== SET EXERCISE ==
Copy all lines of the listing that include the string "JSON".
──────── EXTRACTED ENTRIES
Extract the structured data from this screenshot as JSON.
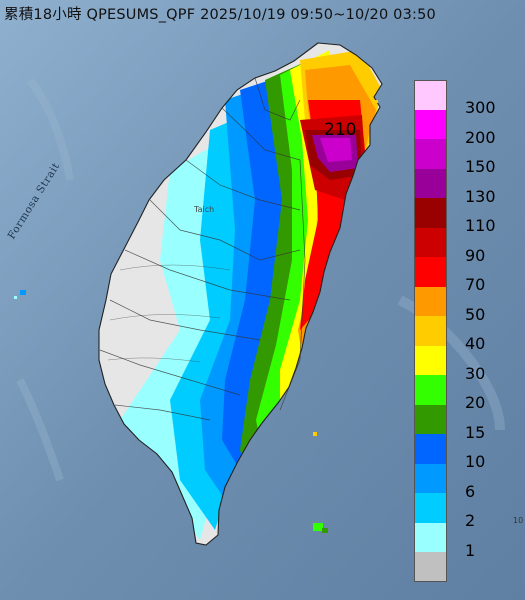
{
  "header": {
    "title": "累積18小時 QPESUMS_QPF 2025/10/19 09:50~10/20 03:50"
  },
  "map": {
    "strait_label": "Formosa Strait",
    "city_label": "Taich",
    "max_value_label": "210",
    "corner_mark": "10",
    "colors": {
      "sea": "#6f8fb0",
      "land_no_rain": "#e6e6e6"
    }
  },
  "legend": {
    "items": [
      {
        "label": "300",
        "color": "#ffc8ff"
      },
      {
        "label": "200",
        "color": "#ff00ff"
      },
      {
        "label": "150",
        "color": "#cc00cc"
      },
      {
        "label": "130",
        "color": "#990099"
      },
      {
        "label": "110",
        "color": "#990000"
      },
      {
        "label": "90",
        "color": "#cc0000"
      },
      {
        "label": "70",
        "color": "#ff0000"
      },
      {
        "label": "50",
        "color": "#ff9900"
      },
      {
        "label": "40",
        "color": "#ffcc00"
      },
      {
        "label": "30",
        "color": "#ffff00"
      },
      {
        "label": "20",
        "color": "#33ff00"
      },
      {
        "label": "15",
        "color": "#339900"
      },
      {
        "label": "10",
        "color": "#0066ff"
      },
      {
        "label": "6",
        "color": "#0099ff"
      },
      {
        "label": "2",
        "color": "#00ccff"
      },
      {
        "label": "1",
        "color": "#99ffff"
      },
      {
        "label": "",
        "color": "#c0c0c0"
      }
    ]
  }
}
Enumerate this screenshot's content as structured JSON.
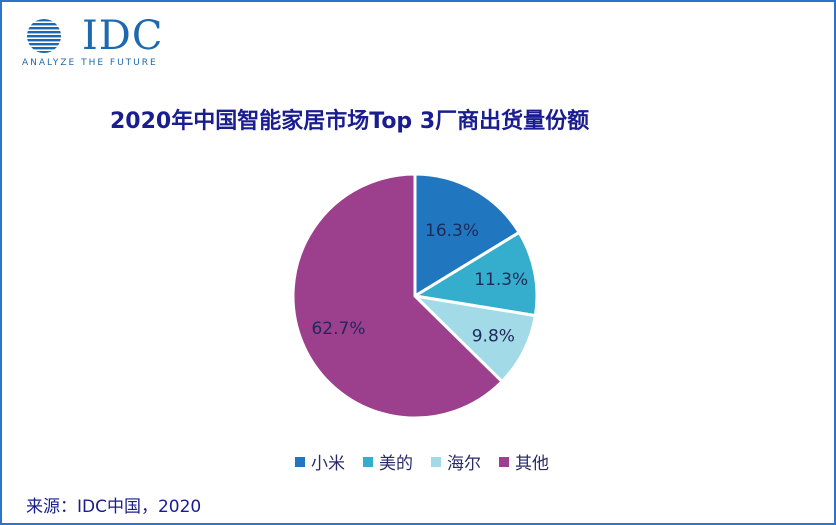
{
  "logo": {
    "name": "IDC",
    "tagline": "ANALYZE THE FUTURE",
    "color": "#1d69b0"
  },
  "source": "来源：IDC中国，2020",
  "chart_data": {
    "type": "pie",
    "title": "2020年中国智能家居市场Top 3厂商出货量份额",
    "categories": [
      "小米",
      "美的",
      "海尔",
      "其他"
    ],
    "values": [
      16.3,
      11.3,
      9.8,
      62.7
    ],
    "labels": [
      "16.3%",
      "11.3%",
      "9.8%",
      "62.7%"
    ],
    "colors": [
      "#2077bf",
      "#35aecd",
      "#a2dbe7",
      "#9c3f8c"
    ],
    "legend_position": "bottom"
  }
}
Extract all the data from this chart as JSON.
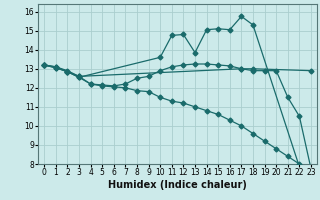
{
  "xlabel": "Humidex (Indice chaleur)",
  "bg_color": "#cceaea",
  "line_color": "#1a6b6b",
  "grid_color": "#aacece",
  "xlim": [
    -0.5,
    23.5
  ],
  "ylim": [
    8,
    16.4
  ],
  "yticks": [
    8,
    9,
    10,
    11,
    12,
    13,
    14,
    15,
    16
  ],
  "xticks": [
    0,
    1,
    2,
    3,
    4,
    5,
    6,
    7,
    8,
    9,
    10,
    11,
    12,
    13,
    14,
    15,
    16,
    17,
    18,
    19,
    20,
    21,
    22,
    23
  ],
  "lines": [
    {
      "x": [
        0,
        1,
        2,
        3,
        10,
        11,
        12,
        13,
        14,
        15,
        16,
        17,
        18,
        22,
        23
      ],
      "y": [
        13.2,
        13.05,
        12.85,
        12.55,
        13.6,
        14.75,
        14.8,
        13.85,
        15.05,
        15.1,
        15.05,
        15.75,
        15.3,
        7.85,
        7.75
      ]
    },
    {
      "x": [
        0,
        1,
        2,
        3,
        17,
        18,
        23
      ],
      "y": [
        13.2,
        13.1,
        12.9,
        12.6,
        13.0,
        13.0,
        12.9
      ]
    },
    {
      "x": [
        0,
        1,
        2,
        3,
        4,
        5,
        6,
        7,
        8,
        9,
        10,
        11,
        12,
        13,
        14,
        15,
        16,
        17,
        18,
        19,
        20,
        21,
        22,
        23
      ],
      "y": [
        13.2,
        13.05,
        12.85,
        12.55,
        12.2,
        12.1,
        12.05,
        12.0,
        11.85,
        11.8,
        11.5,
        11.3,
        11.2,
        11.0,
        10.8,
        10.6,
        10.3,
        10.0,
        9.6,
        9.2,
        8.8,
        8.4,
        8.0,
        7.75
      ]
    },
    {
      "x": [
        0,
        1,
        2,
        3,
        4,
        5,
        6,
        7,
        8,
        9,
        10,
        11,
        12,
        13,
        14,
        15,
        16,
        17,
        18,
        19,
        20,
        21,
        22,
        23
      ],
      "y": [
        13.2,
        13.1,
        12.85,
        12.6,
        12.2,
        12.15,
        12.1,
        12.2,
        12.5,
        12.6,
        12.9,
        13.1,
        13.2,
        13.25,
        13.25,
        13.2,
        13.15,
        13.0,
        12.9,
        12.9,
        12.9,
        11.5,
        10.5,
        7.75
      ]
    }
  ],
  "marker_size": 2.5,
  "marker_style": "D",
  "linewidth": 0.9,
  "xlabel_fontsize": 7,
  "tick_fontsize": 5.5
}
────────────────
== RESULT OF THE EXERCISE ==
Extract the structured data from this screenshot as JSON.
Enumerate this screenshot's content as structured JSON.
Extract all the data from this chart as JSON.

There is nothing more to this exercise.